Quote the entries that follow exactly, leaving none out.

(Collected data entries)
··········
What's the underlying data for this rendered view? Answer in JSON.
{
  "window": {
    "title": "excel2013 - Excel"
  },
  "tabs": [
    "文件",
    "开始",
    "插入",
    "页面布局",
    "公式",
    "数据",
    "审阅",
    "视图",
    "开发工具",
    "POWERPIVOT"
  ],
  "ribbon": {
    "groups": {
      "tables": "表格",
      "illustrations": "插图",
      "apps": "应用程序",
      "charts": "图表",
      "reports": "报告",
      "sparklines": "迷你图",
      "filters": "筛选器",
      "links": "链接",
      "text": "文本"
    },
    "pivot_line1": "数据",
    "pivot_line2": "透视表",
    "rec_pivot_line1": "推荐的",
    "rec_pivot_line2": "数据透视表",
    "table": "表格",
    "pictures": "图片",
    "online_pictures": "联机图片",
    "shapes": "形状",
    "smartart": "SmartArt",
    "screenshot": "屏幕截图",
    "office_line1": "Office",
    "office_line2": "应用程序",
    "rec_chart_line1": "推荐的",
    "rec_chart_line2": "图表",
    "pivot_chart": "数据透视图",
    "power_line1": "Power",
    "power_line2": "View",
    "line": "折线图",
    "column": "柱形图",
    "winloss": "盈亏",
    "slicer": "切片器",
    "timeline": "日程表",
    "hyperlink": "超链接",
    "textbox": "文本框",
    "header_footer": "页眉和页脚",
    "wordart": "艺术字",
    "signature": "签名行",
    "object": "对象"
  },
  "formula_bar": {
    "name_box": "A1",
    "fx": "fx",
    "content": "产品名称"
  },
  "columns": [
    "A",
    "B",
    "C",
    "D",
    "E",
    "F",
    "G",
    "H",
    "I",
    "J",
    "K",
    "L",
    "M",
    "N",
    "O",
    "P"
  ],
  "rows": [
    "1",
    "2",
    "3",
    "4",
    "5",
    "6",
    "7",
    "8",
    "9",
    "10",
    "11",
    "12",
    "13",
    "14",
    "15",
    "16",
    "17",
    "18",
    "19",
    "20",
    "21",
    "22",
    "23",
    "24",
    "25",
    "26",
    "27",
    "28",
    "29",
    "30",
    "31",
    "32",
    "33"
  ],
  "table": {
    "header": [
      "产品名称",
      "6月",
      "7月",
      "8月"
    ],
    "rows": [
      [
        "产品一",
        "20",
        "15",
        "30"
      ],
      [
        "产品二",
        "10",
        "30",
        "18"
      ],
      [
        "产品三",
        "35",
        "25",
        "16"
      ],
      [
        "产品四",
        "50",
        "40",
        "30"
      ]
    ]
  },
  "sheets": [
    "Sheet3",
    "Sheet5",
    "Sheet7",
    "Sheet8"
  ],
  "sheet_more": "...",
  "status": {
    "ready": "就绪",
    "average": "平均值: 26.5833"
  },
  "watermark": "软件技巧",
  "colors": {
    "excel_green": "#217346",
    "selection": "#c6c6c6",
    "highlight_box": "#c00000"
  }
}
··········
#### [Result for this exercise]
What's the underlying data for this rendered view? Answer in JSON.
{
  "window": {
    "title": "excel2013 - Excel"
  },
  "tabs": [
    "文件",
    "开始",
    "插入",
    "页面布局",
    "公式",
    "数据",
    "审阅",
    "视图",
    "开发工具",
    "POWERPIVOT"
  ],
  "ribbon": {
    "groups": {
      "tables": "表格",
      "illustrations": "插图",
      "apps": "应用程序",
      "charts": "图表",
      "reports": "报告",
      "sparklines": "迷你图",
      "filters": "筛选器",
      "links": "链接",
      "text": "文本"
    },
    "pivot_line1": "数据",
    "pivot_line2": "透视表",
    "rec_pivot_line1": "推荐的",
    "rec_pivot_line2": "数据透视表",
    "table": "表格",
    "pictures": "图片",
    "online_pictures": "联机图片",
    "shapes": "形状",
    "smartart": "SmartArt",
    "screenshot": "屏幕截图",
    "office_line1": "Office",
    "office_line2": "应用程序",
    "rec_chart_line1": "推荐的",
    "rec_chart_line2": "图表",
    "pivot_chart": "数据透视图",
    "power_line1": "Power",
    "power_line2": "View",
    "line": "折线图",
    "column": "柱形图",
    "winloss": "盈亏",
    "slicer": "切片器",
    "timeline": "日程表",
    "hyperlink": "超链接",
    "textbox": "文本框",
    "header_footer": "页眉和页脚",
    "wordart": "艺术字",
    "signature": "签名行",
    "object": "对象"
  },
  "formula_bar": {
    "name_box": "A1",
    "fx": "fx",
    "content": "产品名称"
  },
  "columns": [
    "A",
    "B",
    "C",
    "D",
    "E",
    "F",
    "G",
    "H",
    "I",
    "J",
    "K",
    "L",
    "M",
    "N",
    "O",
    "P"
  ],
  "rows": [
    "1",
    "2",
    "3",
    "4",
    "5",
    "6",
    "7",
    "8",
    "9",
    "10",
    "11",
    "12",
    "13",
    "14",
    "15",
    "16",
    "17",
    "18",
    "19",
    "20",
    "21",
    "22",
    "23",
    "24",
    "25",
    "26",
    "27",
    "28",
    "29",
    "30",
    "31",
    "32",
    "33"
  ],
  "table": {
    "header": [
      "产品名称",
      "6月",
      "7月",
      "8月"
    ],
    "rows": [
      [
        "产品一",
        "20",
        "15",
        "30"
      ],
      [
        "产品二",
        "10",
        "30",
        "18"
      ],
      [
        "产品三",
        "35",
        "25",
        "16"
      ],
      [
        "产品四",
        "50",
        "40",
        "30"
      ]
    ]
  },
  "sheets": [
    "Sheet3",
    "Sheet5",
    "Sheet7",
    "Sheet8"
  ],
  "sheet_more": "...",
  "status": {
    "ready": "就绪",
    "average": "平均值: 26.5833"
  },
  "watermark": "软件技巧",
  "colors": {
    "excel_green": "#217346",
    "selection": "#c6c6c6",
    "highlight_box": "#c00000"
  }
}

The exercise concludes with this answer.